[Extracted data entries]
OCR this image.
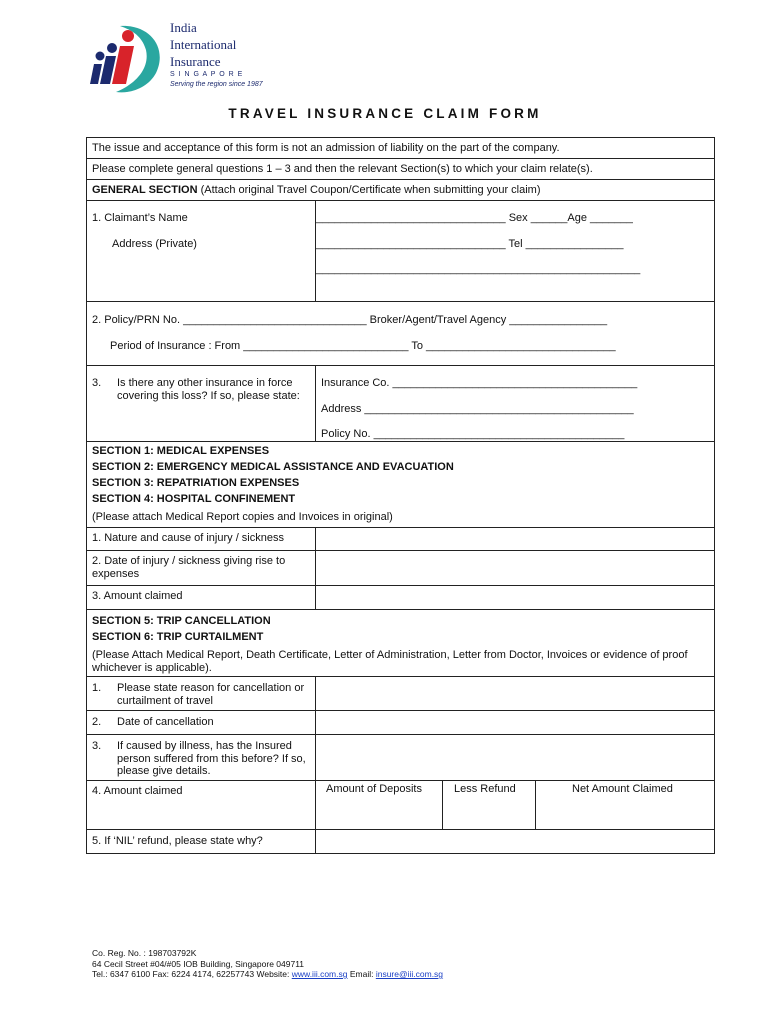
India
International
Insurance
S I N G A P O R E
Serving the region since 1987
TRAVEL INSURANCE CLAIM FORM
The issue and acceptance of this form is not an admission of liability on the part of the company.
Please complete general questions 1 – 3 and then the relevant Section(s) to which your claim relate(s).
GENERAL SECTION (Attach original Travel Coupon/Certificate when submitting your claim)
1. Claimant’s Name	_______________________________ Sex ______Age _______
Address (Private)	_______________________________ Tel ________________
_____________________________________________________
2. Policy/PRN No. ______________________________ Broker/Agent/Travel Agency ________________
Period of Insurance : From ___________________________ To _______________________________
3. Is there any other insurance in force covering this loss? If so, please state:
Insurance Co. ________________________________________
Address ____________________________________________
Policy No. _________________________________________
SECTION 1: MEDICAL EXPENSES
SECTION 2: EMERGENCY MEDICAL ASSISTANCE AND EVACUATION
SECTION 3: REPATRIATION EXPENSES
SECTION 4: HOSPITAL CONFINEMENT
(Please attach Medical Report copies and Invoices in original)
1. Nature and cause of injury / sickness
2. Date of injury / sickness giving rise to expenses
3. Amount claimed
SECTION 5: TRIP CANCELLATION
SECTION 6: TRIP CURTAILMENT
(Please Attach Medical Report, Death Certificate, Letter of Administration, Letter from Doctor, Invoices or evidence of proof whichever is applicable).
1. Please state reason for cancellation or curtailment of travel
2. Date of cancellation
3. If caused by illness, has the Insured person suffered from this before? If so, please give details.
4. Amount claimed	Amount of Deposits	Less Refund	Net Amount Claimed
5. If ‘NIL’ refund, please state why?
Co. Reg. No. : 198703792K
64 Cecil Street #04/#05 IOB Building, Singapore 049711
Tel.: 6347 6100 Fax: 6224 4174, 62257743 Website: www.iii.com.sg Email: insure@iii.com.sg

» **Task objective**
Give back the entries verbatim. Do not include any picture.

» **Complete answer**
OCR this image.
India
International
Insurance
S I N G A P O R E
Serving the region since 1987
TRAVEL INSURANCE CLAIM FORM
The issue and acceptance of this form is not an admission of liability on the part of the company.
Please complete general questions 1 – 3 and then the relevant Section(s) to which your claim relate(s).
GENERAL SECTION (Attach original Travel Coupon/Certificate when submitting your claim)
1. Claimant’s Name	_______________________________ Sex ______Age _______
Address (Private)	_______________________________ Tel ________________
_____________________________________________________
2. Policy/PRN No. ______________________________ Broker/Agent/Travel Agency ________________
Period of Insurance : From ___________________________ To _______________________________
3. Is there any other insurance in force covering this loss? If so, please state:
Insurance Co. ________________________________________
Address ____________________________________________
Policy No. _________________________________________
SECTION 1: MEDICAL EXPENSES
SECTION 2: EMERGENCY MEDICAL ASSISTANCE AND EVACUATION
SECTION 3: REPATRIATION EXPENSES
SECTION 4: HOSPITAL CONFINEMENT
(Please attach Medical Report copies and Invoices in original)
1. Nature and cause of injury / sickness
2. Date of injury / sickness giving rise to expenses
3. Amount claimed
SECTION 5: TRIP CANCELLATION
SECTION 6: TRIP CURTAILMENT
(Please Attach Medical Report, Death Certificate, Letter of Administration, Letter from Doctor, Invoices or evidence of proof whichever is applicable).
1. Please state reason for cancellation or curtailment of travel
2. Date of cancellation
3. If caused by illness, has the Insured person suffered from this before? If so, please give details.
4. Amount claimed	Amount of Deposits	Less Refund	Net Amount Claimed
5. If ‘NIL’ refund, please state why?
Co. Reg. No. : 198703792K
64 Cecil Street #04/#05 IOB Building, Singapore 049711
Tel.: 6347 6100 Fax: 6224 4174, 62257743 Website: www.iii.com.sg Email: insure@iii.com.sg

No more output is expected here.